Comedy is Dead: Writing in the Shadow of a Giant

I sometimes say that my relationship with writing can be explained by the three Terries. As a child, one Terry made me think, “I want to write fantasy.” The second Terry made me think, “If people read this guy’s books, surely mine have a shot.” The third Terry still makes me think, “I shouldn’t bother. I’ll never be this good.” I’ll let you guess who the first two are, but Terry Pratchett is the third. He was a powerhouse of comic fantasy. His Discworld series, in a lot of minds, is comic fantasy. His are the books that other authors are compared to. He’s both the benchmark and the impossible goal. No one can live up to him and it’s futile to try.

To quote a review of one of my novels, “Not Terry Pratchett by any means, but fun nonetheless.”

And it makes sense. I personally idolize the man and his work. This was something I posted on reddit when I reflected on finishing reading the Discworld series about two years after Sir Terry’s death:

“Pratchett had an extraordinary insight into humanity and societies. He wrote about this uniquely cynical version of humanism, where being good is different from being nice, where goodness is a constant struggle, and where if any time we fail in that struggle, we open the door to injustice. But he never gave up hope. Gaiman is often quoted about how Pratchett’s humor is fueled by his rage, and it’s easy to believe. When Pratchett looked at the world, he was disappointed in us for failing that struggle. We need more people like Granny Weatherwax and Sam Vimes in the world and it’s a damn tragedy that we lost our only Terry Pratchett.”

Data entries
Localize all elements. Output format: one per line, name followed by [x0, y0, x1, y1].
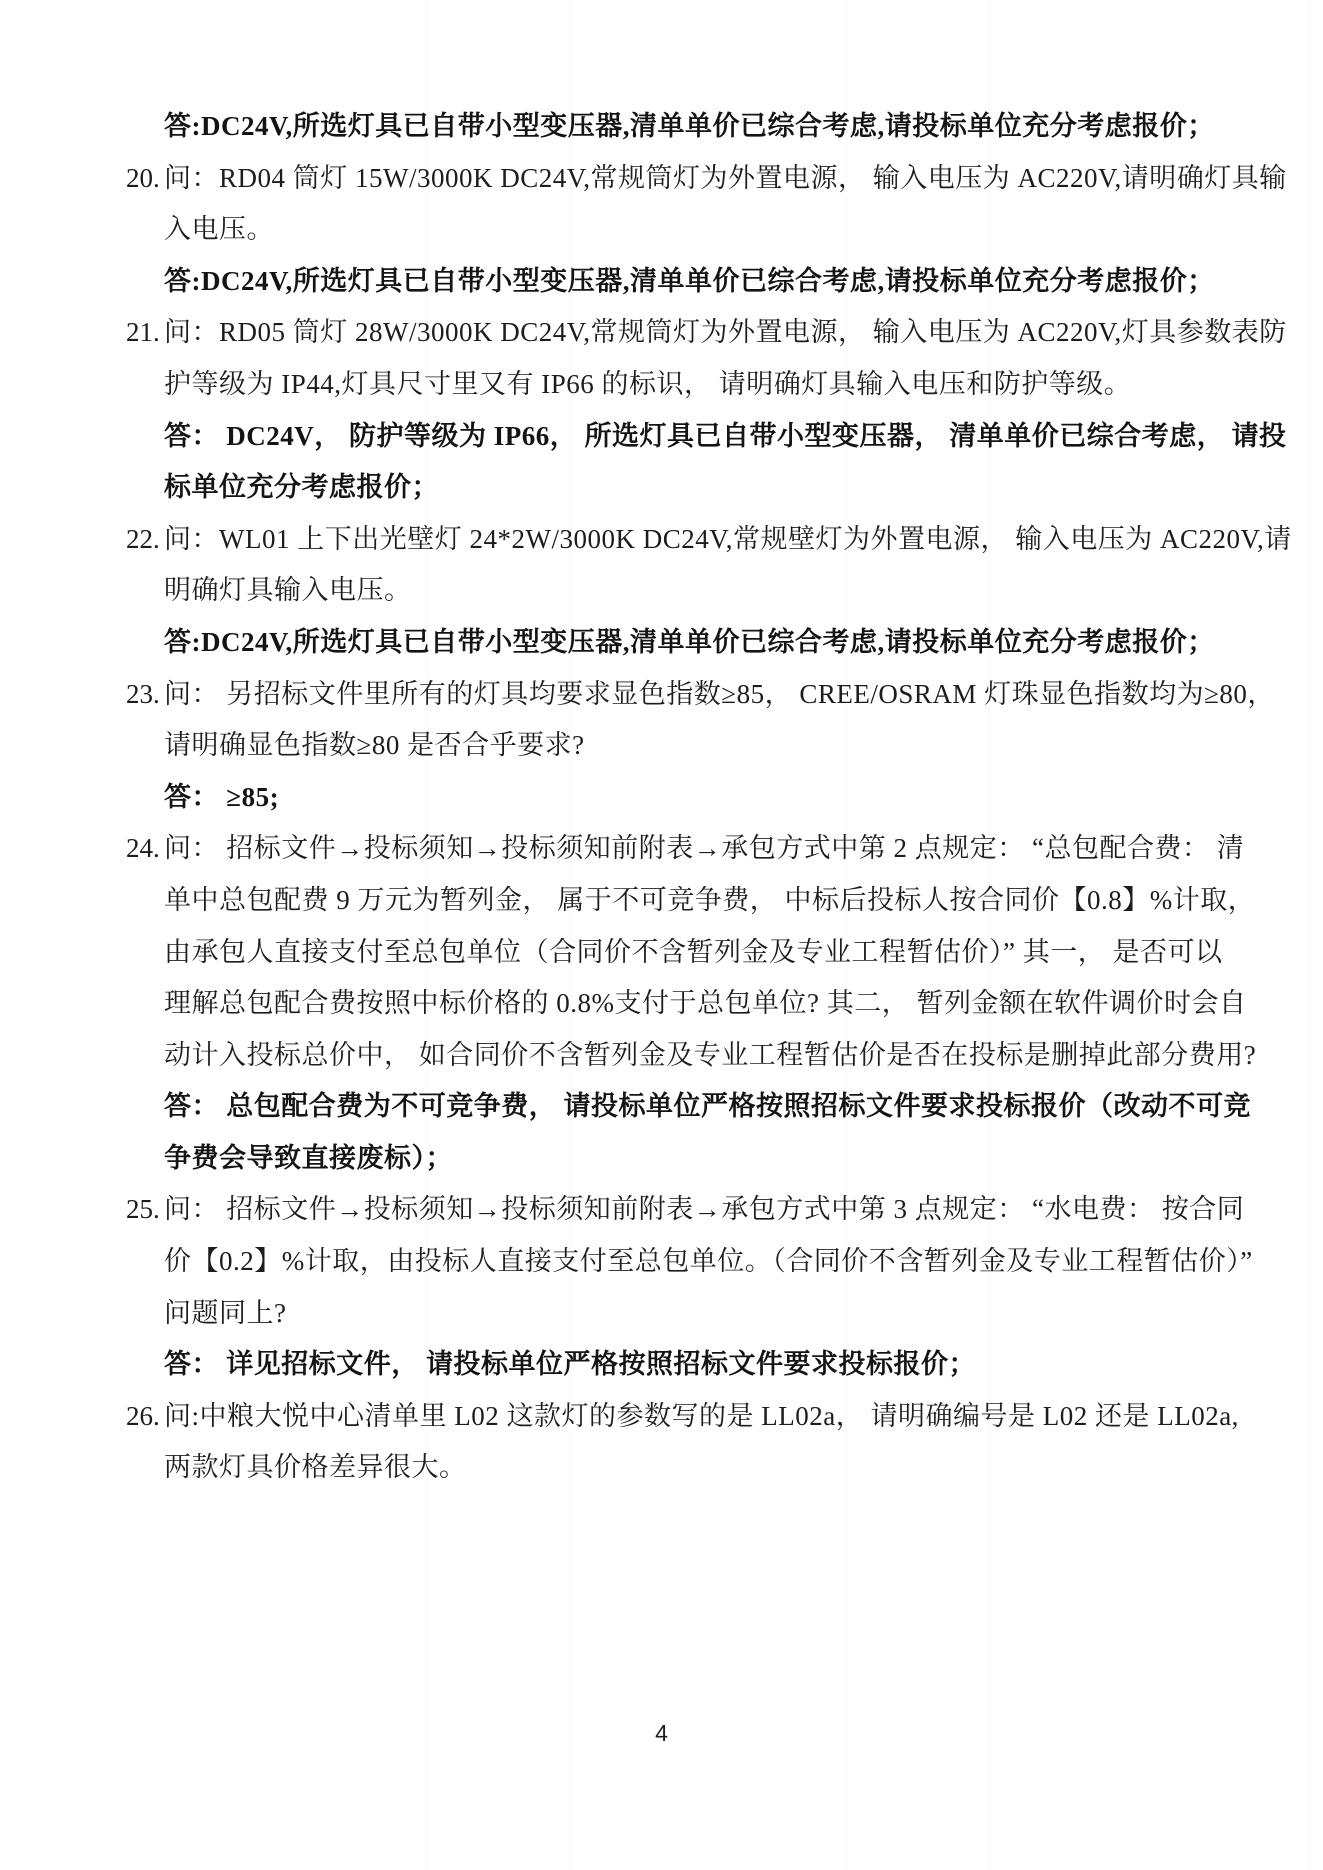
line-text: 答： 详见招标文件， 请投标单位严格按照招标文件要求投标报价； [164, 1349, 976, 1379]
line-text: 动计入投标总价中， 如合同价不含暂列金及专业工程暂估价是否在投标是删掉此部分费用… [164, 1040, 1256, 1070]
line-text: 问： 招标文件→投标须知→投标须知前附表→承包方式中第 3 点规定： “水电费：… [164, 1194, 1244, 1224]
document-line: 入电压。 [164, 204, 1292, 256]
document-lines: 答:DC24V,所选灯具已自带小型变压器,清单单价已综合考虑,请投标单位充分考虑… [0, 101, 1292, 1494]
line-item-number: 21. [126, 307, 160, 359]
document-line: 动计入投标总价中， 如合同价不含暂列金及专业工程暂估价是否在投标是删掉此部分费用… [164, 1030, 1292, 1082]
line-item-number: 22. [126, 514, 160, 566]
line-text: 问： 另招标文件里所有的灯具均要求显色指数≥85， CREE/OSRAM 灯珠显… [164, 679, 1275, 709]
document-line: 答:DC24V,所选灯具已自带小型变压器,清单单价已综合考虑,请投标单位充分考虑… [164, 101, 1292, 153]
page-number: 4 [0, 1720, 1323, 1747]
line-text: 由承包人直接支付至总包单位（合同价不含暂列金及专业工程暂估价）” 其一， 是否可… [164, 937, 1222, 967]
line-item-number: 20. [126, 153, 160, 205]
document-line: 争费会导致直接废标）； [164, 1133, 1292, 1185]
document-line: 答:DC24V,所选灯具已自带小型变压器,清单单价已综合考虑,请投标单位充分考虑… [164, 256, 1292, 308]
line-text: 理解总包配合费按照中标价格的 0.8%支付于总包单位? 其二， 暂列金额在软件调… [164, 988, 1246, 1018]
document-line: 26. 问:中粮大悦中心清单里 L02 这款灯的参数写的是 LL02a， 请明确… [164, 1391, 1292, 1443]
line-text: 请明确显色指数≥80 是否合乎要求? [164, 730, 585, 760]
line-text: 护等级为 IP44,灯具尺寸里又有 IP66 的标识， 请明确灯具输入电压和防护… [164, 369, 1131, 399]
document-line: 25. 问： 招标文件→投标须知→投标须知前附表→承包方式中第 3 点规定： “… [164, 1184, 1292, 1236]
document-line: 价【0.2】%计取，由投标人直接支付至总包单位。（合同价不含暂列金及专业工程暂估… [164, 1236, 1292, 1288]
line-text: 答:DC24V,所选灯具已自带小型变压器,清单单价已综合考虑,请投标单位充分考虑… [164, 111, 1215, 141]
line-item-number: 23. [126, 669, 160, 721]
document-line: 答： 总包配合费为不可竞争费， 请投标单位严格按照招标文件要求投标报价（改动不可… [164, 1081, 1292, 1133]
document-line: 答:DC24V,所选灯具已自带小型变压器,清单单价已综合考虑,请投标单位充分考虑… [164, 617, 1292, 669]
line-text: 标单位充分考虑报价； [164, 472, 439, 502]
line-text: 问：RD05 筒灯 28W/3000K DC24V,常规筒灯为外置电源， 输入电… [164, 317, 1287, 347]
document-line: 两款灯具价格差异很大。 [164, 1442, 1292, 1494]
document-line: 由承包人直接支付至总包单位（合同价不含暂列金及专业工程暂估价）” 其一， 是否可… [164, 927, 1292, 979]
line-text: 问:中粮大悦中心清单里 L02 这款灯的参数写的是 LL02a， 请明确编号是 … [164, 1401, 1239, 1431]
document-line: 23. 问： 另招标文件里所有的灯具均要求显色指数≥85， CREE/OSRAM… [164, 669, 1292, 721]
line-item-number: 25. [126, 1184, 160, 1236]
document-line: 答： ≥85; [164, 772, 1292, 824]
document-line: 22. 问：WL01 上下出光壁灯 24*2W/3000K DC24V,常规壁灯… [164, 514, 1292, 566]
line-item-number: 24. [126, 823, 160, 875]
document-line: 护等级为 IP44,灯具尺寸里又有 IP66 的标识， 请明确灯具输入电压和防护… [164, 359, 1292, 411]
document-line: 20. 问：RD04 筒灯 15W/3000K DC24V,常规筒灯为外置电源，… [164, 153, 1292, 205]
line-text: 入电压。 [164, 214, 274, 244]
line-text: 两款灯具价格差异很大。 [164, 1452, 467, 1482]
document-line: 理解总包配合费按照中标价格的 0.8%支付于总包单位? 其二， 暂列金额在软件调… [164, 978, 1292, 1030]
document-line: 单中总包配费 9 万元为暂列金， 属于不可竞争费， 中标后投标人按合同价【0.8… [164, 875, 1292, 927]
document-line: 24. 问： 招标文件→投标须知→投标须知前附表→承包方式中第 2 点规定： “… [164, 823, 1292, 875]
document-line: 问题同上? [164, 1288, 1292, 1340]
line-text: 答： 总包配合费为不可竞争费， 请投标单位严格按照招标文件要求投标报价（改动不可… [164, 1091, 1251, 1121]
line-text: 答： ≥85; [164, 782, 279, 812]
scanned-document-page: 答:DC24V,所选灯具已自带小型变压器,清单单价已综合考虑,请投标单位充分考虑… [0, 0, 1323, 1870]
document-line: 明确灯具输入电压。 [164, 565, 1292, 617]
document-line: 答： DC24V， 防护等级为 IP66， 所选灯具已自带小型变压器， 清单单价… [164, 411, 1292, 463]
line-text: 问：RD04 筒灯 15W/3000K DC24V,常规筒灯为外置电源， 输入电… [164, 163, 1287, 193]
line-text: 争费会导致直接废标）； [164, 1143, 453, 1173]
line-text: 问题同上? [164, 1298, 286, 1328]
line-text: 答： DC24V， 防护等级为 IP66， 所选灯具已自带小型变压器， 清单单价… [164, 421, 1287, 451]
line-text: 答:DC24V,所选灯具已自带小型变压器,清单单价已综合考虑,请投标单位充分考虑… [164, 266, 1215, 296]
line-text: 明确灯具输入电压。 [164, 575, 412, 605]
line-text: 单中总包配费 9 万元为暂列金， 属于不可竞争费， 中标后投标人按合同价【0.8… [164, 885, 1255, 915]
line-text: 答:DC24V,所选灯具已自带小型变压器,清单单价已综合考虑,请投标单位充分考虑… [164, 627, 1215, 657]
line-text: 问：WL01 上下出光壁灯 24*2W/3000K DC24V,常规壁灯为外置电… [164, 524, 1292, 554]
line-text: 问： 招标文件→投标须知→投标须知前附表→承包方式中第 2 点规定： “总包配合… [164, 833, 1244, 863]
document-line: 21. 问：RD05 筒灯 28W/3000K DC24V,常规筒灯为外置电源，… [164, 307, 1292, 359]
document-line: 答： 详见招标文件， 请投标单位严格按照招标文件要求投标报价； [164, 1339, 1292, 1391]
line-item-number: 26. [126, 1391, 160, 1443]
document-line: 标单位充分考虑报价； [164, 462, 1292, 514]
line-text: 价【0.2】%计取，由投标人直接支付至总包单位。（合同价不含暂列金及专业工程暂估… [164, 1246, 1253, 1276]
document-line: 请明确显色指数≥80 是否合乎要求? [164, 720, 1292, 772]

Exercise
Please carry the essay about writing comic fantasy in Terry Pratchett's shadow forward from its final sentence. The lines above aren't needed.

Written answer
As much as I admire the man and his work, I’ve always had this sense that I was writing in his shadow. I’ve internalized that feeling that I’ll never compare to him. How do I convince the world to give my comic fantasy books a chance when there are 41 Discworld books written by the master of the genre? Worse, I occasionally see this attitude that comic fantasy as a genre lived and died with Sir Terry. Is comic fantasy dead?


Well, no. I don’t think it is. Comic fantasy has always been a small genre, so it was easy for one man to dominate. I think an apt comparison is J.R.R. Tolkien's legacy. Just like Pratchett with comic fantasy, Tolkien defined the modern conception of epic fantasy. There was a time period when he was untouchable, when every epic fantasy novel was compared to him, when every publisher insisted that Middle Earth be the template for all new novels, and when readers both craved clones of his work and resented fantasy authors for trying to re-capture someone else’s magic.

I think comic fantasy is in that same place today. Sir Terry published his first Discworld book in 1983 and thirty-five years is plenty of time for his influence to start shining through with a new generation of comic fantasy authors. Obviously, most of us are influenced by Terry Pratchett. His integration of humor into plot lines that showed both the light and darkness of humanity without missing a chance for a quip has penetrated the genre. He showed us how to make comic timing work in prose. He sniped all the best jokes about fantasy tropes. But if comic fantasy authors can’t let go of our reverence for the man, we set ourselves up for failure. There will never be another Terry Pratchett, but that doesnt mean comic fantasy is dead. It just means that we can’t and shouldn’t let ourselves write in another author’s shadow. We need to learn what we can from the master and find our own voice, our own style of comedy, and hope that readers will laugh along with us.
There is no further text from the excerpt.